Job:
Check every line below for the word "going" and show those that hold it.

Stored items from a collection:
|---|
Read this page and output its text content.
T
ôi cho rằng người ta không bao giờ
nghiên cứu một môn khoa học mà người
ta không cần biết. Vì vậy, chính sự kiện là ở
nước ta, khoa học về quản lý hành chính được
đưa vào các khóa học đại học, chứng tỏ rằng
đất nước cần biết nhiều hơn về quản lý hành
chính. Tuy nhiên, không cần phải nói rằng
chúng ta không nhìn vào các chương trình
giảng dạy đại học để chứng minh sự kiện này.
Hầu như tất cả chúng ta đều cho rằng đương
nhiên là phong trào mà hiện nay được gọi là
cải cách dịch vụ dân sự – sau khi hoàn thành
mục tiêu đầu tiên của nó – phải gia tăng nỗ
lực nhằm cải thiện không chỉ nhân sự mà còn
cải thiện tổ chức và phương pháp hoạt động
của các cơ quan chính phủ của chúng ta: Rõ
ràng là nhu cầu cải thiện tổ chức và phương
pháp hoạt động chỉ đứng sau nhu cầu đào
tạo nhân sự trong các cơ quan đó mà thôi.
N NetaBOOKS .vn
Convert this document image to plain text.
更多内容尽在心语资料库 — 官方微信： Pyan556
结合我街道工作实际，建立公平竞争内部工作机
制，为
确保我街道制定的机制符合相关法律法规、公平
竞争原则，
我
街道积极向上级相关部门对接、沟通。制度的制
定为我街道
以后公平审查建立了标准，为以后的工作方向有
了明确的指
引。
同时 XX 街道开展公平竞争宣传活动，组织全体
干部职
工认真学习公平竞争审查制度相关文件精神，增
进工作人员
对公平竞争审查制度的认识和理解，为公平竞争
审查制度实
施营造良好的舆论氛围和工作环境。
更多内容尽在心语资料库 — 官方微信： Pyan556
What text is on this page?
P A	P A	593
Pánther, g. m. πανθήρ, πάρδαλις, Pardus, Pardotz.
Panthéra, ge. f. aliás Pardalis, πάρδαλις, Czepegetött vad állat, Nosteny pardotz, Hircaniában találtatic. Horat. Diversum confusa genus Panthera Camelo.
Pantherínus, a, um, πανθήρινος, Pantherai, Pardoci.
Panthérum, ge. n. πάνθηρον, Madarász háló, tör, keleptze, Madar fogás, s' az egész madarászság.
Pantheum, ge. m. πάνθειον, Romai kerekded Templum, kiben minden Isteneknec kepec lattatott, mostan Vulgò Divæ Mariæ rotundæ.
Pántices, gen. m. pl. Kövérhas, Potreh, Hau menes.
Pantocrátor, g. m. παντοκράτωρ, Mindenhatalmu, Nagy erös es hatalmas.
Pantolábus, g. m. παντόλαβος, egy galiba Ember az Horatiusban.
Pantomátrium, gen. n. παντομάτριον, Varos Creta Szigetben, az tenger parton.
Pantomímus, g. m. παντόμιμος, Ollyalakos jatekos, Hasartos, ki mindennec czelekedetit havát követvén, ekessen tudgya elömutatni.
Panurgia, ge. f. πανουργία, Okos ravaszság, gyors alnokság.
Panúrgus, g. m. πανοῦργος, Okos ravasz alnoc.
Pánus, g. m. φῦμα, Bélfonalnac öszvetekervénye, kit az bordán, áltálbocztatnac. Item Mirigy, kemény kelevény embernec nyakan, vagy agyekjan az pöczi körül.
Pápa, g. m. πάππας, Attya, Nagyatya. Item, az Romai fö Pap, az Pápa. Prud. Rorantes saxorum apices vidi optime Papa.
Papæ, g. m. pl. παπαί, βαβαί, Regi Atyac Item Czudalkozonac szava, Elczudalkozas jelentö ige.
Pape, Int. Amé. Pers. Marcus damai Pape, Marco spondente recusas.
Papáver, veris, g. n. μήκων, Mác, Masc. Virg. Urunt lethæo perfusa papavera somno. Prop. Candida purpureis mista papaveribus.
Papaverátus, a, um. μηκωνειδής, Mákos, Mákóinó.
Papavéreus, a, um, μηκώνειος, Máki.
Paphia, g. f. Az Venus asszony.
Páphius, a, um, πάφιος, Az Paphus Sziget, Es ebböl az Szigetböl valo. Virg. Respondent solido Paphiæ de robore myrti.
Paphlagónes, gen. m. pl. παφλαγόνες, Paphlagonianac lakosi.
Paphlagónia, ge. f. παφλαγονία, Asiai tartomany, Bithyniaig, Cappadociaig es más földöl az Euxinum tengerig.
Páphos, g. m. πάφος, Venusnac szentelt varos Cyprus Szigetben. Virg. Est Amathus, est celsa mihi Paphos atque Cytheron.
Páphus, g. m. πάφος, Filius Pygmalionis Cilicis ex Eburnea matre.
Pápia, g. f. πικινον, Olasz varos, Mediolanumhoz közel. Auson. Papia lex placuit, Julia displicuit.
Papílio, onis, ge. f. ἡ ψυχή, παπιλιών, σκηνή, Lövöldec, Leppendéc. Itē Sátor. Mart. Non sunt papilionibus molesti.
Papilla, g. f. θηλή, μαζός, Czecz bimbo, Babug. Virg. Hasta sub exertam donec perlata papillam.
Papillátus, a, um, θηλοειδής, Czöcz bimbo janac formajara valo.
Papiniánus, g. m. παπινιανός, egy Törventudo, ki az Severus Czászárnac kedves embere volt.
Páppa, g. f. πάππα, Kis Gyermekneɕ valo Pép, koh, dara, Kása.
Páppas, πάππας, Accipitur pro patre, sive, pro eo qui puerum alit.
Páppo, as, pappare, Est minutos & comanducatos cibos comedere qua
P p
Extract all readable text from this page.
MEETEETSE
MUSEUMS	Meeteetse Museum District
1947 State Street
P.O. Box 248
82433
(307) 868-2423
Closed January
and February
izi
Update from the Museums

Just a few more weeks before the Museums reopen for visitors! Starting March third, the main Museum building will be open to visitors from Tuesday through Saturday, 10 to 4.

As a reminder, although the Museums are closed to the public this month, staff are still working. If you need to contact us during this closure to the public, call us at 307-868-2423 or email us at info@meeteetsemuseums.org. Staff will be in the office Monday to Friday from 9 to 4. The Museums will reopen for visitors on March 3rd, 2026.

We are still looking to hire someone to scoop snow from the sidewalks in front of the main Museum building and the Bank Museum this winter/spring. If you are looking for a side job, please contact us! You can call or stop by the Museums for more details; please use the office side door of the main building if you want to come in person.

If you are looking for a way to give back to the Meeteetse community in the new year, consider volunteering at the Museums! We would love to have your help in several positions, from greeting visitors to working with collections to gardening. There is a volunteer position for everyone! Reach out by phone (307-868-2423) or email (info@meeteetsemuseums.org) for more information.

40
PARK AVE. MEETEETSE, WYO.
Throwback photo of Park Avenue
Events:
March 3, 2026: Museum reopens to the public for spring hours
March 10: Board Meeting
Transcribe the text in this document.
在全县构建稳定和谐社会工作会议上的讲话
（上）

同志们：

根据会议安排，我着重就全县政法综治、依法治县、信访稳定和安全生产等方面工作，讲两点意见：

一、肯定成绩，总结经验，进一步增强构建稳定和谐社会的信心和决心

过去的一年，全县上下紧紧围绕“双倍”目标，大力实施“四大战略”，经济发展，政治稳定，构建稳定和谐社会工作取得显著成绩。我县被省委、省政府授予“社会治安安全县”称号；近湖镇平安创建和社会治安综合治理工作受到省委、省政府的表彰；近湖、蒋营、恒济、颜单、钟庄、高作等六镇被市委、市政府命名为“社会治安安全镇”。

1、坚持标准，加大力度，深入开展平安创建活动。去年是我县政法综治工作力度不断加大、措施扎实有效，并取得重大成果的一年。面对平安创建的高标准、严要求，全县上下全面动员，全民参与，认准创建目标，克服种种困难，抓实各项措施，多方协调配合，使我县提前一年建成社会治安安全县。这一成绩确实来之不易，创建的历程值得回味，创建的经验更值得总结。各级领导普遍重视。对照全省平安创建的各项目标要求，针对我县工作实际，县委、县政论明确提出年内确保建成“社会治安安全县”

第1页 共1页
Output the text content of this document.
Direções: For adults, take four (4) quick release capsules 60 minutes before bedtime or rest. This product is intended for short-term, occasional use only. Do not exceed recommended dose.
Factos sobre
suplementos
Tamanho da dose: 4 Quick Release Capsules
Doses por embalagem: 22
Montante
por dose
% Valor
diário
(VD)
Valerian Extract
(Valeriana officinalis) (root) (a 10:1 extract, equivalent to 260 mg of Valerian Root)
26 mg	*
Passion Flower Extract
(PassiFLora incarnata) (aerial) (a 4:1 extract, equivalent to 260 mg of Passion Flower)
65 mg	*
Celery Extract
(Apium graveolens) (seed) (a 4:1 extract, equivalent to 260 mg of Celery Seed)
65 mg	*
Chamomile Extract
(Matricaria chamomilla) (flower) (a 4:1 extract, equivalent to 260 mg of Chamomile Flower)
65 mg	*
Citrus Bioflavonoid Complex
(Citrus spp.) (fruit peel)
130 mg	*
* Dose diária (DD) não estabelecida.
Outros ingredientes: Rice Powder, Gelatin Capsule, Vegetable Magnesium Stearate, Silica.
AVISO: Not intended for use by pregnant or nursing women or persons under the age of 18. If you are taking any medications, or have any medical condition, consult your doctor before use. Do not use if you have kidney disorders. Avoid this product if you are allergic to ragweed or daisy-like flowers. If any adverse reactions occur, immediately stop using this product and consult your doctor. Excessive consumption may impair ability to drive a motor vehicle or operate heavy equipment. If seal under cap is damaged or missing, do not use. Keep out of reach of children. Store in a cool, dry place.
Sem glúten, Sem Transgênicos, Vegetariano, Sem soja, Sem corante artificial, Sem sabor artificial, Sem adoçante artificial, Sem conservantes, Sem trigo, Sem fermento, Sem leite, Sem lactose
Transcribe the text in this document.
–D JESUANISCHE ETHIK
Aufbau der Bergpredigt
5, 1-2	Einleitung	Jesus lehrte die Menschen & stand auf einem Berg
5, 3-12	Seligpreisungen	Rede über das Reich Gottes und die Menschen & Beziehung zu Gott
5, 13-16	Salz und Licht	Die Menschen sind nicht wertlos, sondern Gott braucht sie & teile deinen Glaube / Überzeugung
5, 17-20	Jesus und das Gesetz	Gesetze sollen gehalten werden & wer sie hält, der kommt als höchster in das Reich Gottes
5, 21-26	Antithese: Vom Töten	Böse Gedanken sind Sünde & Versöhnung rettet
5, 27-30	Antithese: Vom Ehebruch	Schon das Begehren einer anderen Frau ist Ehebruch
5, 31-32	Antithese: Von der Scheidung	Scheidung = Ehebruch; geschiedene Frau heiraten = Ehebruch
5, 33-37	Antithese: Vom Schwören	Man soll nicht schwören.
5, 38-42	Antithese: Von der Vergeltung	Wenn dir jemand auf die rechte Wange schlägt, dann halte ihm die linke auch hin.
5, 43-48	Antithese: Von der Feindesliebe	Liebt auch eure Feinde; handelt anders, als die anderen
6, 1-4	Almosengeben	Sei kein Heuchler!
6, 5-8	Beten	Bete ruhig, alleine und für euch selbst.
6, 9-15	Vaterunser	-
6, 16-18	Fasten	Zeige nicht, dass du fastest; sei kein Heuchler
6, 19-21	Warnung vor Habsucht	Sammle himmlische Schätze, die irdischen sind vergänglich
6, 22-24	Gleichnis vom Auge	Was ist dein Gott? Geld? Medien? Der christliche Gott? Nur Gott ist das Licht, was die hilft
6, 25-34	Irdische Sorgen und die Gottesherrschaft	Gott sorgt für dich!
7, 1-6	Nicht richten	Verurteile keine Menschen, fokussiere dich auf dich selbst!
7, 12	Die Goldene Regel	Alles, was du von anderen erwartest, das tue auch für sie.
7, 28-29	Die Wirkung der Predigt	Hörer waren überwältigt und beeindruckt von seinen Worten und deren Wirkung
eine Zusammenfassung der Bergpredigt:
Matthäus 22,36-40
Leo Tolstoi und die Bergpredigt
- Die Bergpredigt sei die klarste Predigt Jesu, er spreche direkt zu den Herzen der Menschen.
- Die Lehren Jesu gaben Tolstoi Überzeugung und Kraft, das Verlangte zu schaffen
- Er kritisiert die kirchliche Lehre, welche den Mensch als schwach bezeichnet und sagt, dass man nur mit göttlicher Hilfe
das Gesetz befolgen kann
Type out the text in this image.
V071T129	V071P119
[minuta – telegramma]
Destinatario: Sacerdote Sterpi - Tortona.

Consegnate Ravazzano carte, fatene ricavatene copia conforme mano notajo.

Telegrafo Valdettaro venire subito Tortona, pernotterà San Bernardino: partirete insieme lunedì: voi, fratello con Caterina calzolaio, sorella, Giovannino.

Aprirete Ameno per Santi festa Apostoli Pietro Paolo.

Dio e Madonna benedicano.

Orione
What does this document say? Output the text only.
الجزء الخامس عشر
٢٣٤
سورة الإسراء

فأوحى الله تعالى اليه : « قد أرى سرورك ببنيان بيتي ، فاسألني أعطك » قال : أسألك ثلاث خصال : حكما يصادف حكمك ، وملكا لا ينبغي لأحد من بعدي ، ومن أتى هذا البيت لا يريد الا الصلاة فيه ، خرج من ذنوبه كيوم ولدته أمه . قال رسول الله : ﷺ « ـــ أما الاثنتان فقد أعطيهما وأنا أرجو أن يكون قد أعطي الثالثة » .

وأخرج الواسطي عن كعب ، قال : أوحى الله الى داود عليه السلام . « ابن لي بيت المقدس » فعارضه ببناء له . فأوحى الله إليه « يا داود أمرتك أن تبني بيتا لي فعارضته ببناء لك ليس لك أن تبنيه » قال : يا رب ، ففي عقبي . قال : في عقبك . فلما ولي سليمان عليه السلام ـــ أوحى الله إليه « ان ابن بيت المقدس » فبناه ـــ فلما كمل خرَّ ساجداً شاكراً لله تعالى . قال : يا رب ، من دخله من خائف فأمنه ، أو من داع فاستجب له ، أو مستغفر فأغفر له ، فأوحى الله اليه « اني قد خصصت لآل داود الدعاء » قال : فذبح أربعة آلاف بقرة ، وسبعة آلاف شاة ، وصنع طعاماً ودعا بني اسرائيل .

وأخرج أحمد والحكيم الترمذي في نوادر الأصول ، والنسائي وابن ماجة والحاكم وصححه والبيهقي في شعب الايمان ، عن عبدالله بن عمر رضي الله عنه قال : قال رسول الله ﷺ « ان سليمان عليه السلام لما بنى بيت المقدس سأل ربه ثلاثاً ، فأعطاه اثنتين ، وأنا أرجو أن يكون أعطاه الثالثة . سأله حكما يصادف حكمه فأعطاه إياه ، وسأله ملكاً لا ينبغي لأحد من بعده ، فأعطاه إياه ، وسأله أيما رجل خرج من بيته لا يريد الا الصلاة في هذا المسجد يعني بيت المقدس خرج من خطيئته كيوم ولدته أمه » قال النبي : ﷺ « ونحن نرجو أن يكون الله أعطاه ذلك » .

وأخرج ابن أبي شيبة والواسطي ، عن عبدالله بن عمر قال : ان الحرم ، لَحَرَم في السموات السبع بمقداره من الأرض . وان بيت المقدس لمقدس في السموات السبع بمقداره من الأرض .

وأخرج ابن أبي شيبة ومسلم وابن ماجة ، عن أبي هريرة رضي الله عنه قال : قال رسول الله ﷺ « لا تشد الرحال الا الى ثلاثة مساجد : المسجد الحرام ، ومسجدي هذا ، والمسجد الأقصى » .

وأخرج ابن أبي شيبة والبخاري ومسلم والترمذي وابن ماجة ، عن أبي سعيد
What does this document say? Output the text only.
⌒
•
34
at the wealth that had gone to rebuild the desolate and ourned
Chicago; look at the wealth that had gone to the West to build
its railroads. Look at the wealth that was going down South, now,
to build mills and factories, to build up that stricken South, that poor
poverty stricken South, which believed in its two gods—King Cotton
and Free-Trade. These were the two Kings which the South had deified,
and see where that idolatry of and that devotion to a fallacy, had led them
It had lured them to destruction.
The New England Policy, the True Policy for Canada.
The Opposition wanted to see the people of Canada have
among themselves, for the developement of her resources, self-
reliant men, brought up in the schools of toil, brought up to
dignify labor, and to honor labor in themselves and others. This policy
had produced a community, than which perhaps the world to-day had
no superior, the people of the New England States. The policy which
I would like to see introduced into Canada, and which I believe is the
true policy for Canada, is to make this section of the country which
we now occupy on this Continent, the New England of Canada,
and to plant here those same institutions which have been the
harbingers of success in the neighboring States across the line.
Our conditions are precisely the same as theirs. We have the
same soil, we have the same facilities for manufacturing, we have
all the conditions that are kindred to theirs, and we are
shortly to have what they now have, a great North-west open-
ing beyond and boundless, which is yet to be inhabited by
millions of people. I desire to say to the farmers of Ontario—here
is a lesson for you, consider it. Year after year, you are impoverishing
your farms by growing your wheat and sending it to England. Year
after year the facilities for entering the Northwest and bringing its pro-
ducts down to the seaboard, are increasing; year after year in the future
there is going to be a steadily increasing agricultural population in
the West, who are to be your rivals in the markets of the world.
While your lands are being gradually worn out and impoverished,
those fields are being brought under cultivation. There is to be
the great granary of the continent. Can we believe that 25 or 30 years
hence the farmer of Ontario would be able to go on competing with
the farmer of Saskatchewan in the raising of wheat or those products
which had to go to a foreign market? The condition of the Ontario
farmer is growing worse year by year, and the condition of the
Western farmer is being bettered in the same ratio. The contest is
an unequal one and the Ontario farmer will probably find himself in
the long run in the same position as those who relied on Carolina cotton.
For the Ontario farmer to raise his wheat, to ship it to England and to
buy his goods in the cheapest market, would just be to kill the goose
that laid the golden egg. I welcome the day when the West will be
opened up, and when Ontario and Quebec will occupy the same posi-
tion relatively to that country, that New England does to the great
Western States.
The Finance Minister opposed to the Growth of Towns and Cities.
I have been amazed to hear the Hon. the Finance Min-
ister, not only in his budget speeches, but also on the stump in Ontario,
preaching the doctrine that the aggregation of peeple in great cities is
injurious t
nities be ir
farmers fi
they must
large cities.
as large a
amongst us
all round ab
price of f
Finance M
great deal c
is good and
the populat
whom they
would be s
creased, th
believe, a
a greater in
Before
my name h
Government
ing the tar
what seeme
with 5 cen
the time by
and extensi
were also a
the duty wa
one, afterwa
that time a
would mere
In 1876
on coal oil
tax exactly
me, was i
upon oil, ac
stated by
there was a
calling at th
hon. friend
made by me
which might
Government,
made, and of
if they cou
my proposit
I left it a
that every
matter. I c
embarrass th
|---|
Result of the exercise:
its railroads. Look at the wealth that was going down South, now,
there is going to be a steadily increasing agricultural population in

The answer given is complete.